— Start of Records shown —

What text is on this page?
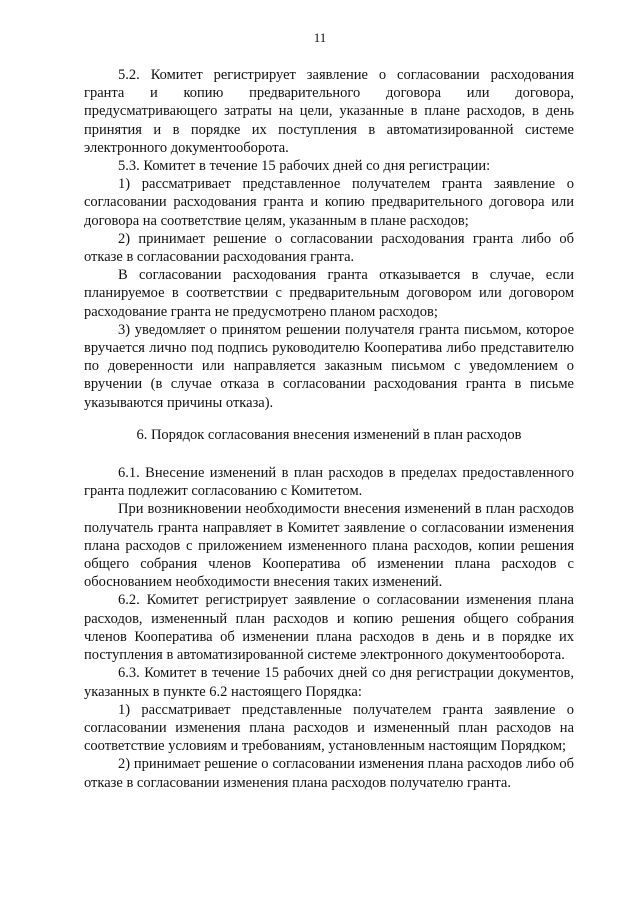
11

5.2. Комитет регистрирует заявление о согласовании расходования гранта и копию предварительного договора или договора, предусматривающего затраты на цели, указанные в плане расходов, в день принятия и в порядке их поступления в автоматизированной системе электронного документооборота.

5.3. Комитет в течение 15 рабочих дней со дня регистрации:

1) рассматривает представленное получателем гранта заявление о согласовании расходования гранта и копию предварительного договора или договора на соответствие целям, указанным в плане расходов;

2) принимает решение о согласовании расходования гранта либо об отказе в согласовании расходования гранта.

В согласовании расходования гранта отказывается в случае, если планируемое в соответствии с предварительным договором или договором расходование гранта не предусмотрено планом расходов;

3) уведомляет о принятом решении получателя гранта письмом, которое вручается лично под подпись руководителю Кооператива либо представителю по доверенности или направляется заказным письмом с уведомлением о вручении (в случае отказа в согласовании расходования гранта в письме указываются причины отказа).

6. Порядок согласования внесения изменений в план расходов

6.1. Внесение изменений в план расходов в пределах предоставленного гранта подлежит согласованию с Комитетом.

При возникновении необходимости внесения изменений в план расходов получатель гранта направляет в Комитет заявление о согласовании изменения плана расходов с приложением измененного плана расходов, копии решения общего собрания членов Кооператива об изменении плана расходов с обоснованием необходимости внесения таких изменений.

6.2. Комитет регистрирует заявление о согласовании изменения плана расходов, измененный план расходов и копию решения общего собрания членов Кооператива об изменении плана расходов в день и в порядке их поступления в автоматизированной системе электронного документооборота.

6.3. Комитет в течение 15 рабочих дней со дня регистрации документов, указанных в пункте 6.2 настоящего Порядка:

1) рассматривает представленные получателем гранта заявление о согласовании изменения плана расходов и измененный план расходов на соответствие условиям и требованиям, установленным настоящим Порядком;

2) принимает решение о согласовании изменения плана расходов либо об отказе в согласовании изменения плана расходов получателю гранта.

— End of Records shown —

* _Work to do_:
Transcribe the full listing above exactly as it stands, minus the pictures.

* _Task output_:
What text is on this page?
11

5.2. Комитет регистрирует заявление о согласовании расходования гранта и копию предварительного договора или договора, предусматривающего затраты на цели, указанные в плане расходов, в день принятия и в порядке их поступления в автоматизированной системе электронного документооборота.

5.3. Комитет в течение 15 рабочих дней со дня регистрации:

1) рассматривает представленное получателем гранта заявление о согласовании расходования гранта и копию предварительного договора или договора на соответствие целям, указанным в плане расходов;

2) принимает решение о согласовании расходования гранта либо об отказе в согласовании расходования гранта.

В согласовании расходования гранта отказывается в случае, если планируемое в соответствии с предварительным договором или договором расходование гранта не предусмотрено планом расходов;

3) уведомляет о принятом решении получателя гранта письмом, которое вручается лично под подпись руководителю Кооператива либо представителю по доверенности или направляется заказным письмом с уведомлением о вручении (в случае отказа в согласовании расходования гранта в письме указываются причины отказа).

6. Порядок согласования внесения изменений в план расходов

6.1. Внесение изменений в план расходов в пределах предоставленного гранта подлежит согласованию с Комитетом.

При возникновении необходимости внесения изменений в план расходов получатель гранта направляет в Комитет заявление о согласовании изменения плана расходов с приложением измененного плана расходов, копии решения общего собрания членов Кооператива об изменении плана расходов с обоснованием необходимости внесения таких изменений.

6.2. Комитет регистрирует заявление о согласовании изменения плана расходов, измененный план расходов и копию решения общего собрания членов Кооператива об изменении плана расходов в день и в порядке их поступления в автоматизированной системе электронного документооборота.

6.3. Комитет в течение 15 рабочих дней со дня регистрации документов, указанных в пункте 6.2 настоящего Порядка:

1) рассматривает представленные получателем гранта заявление о согласовании изменения плана расходов и измененный план расходов на соответствие условиям и требованиям, установленным настоящим Порядком;

2) принимает решение о согласовании изменения плана расходов либо об отказе в согласовании изменения плана расходов получателю гранта.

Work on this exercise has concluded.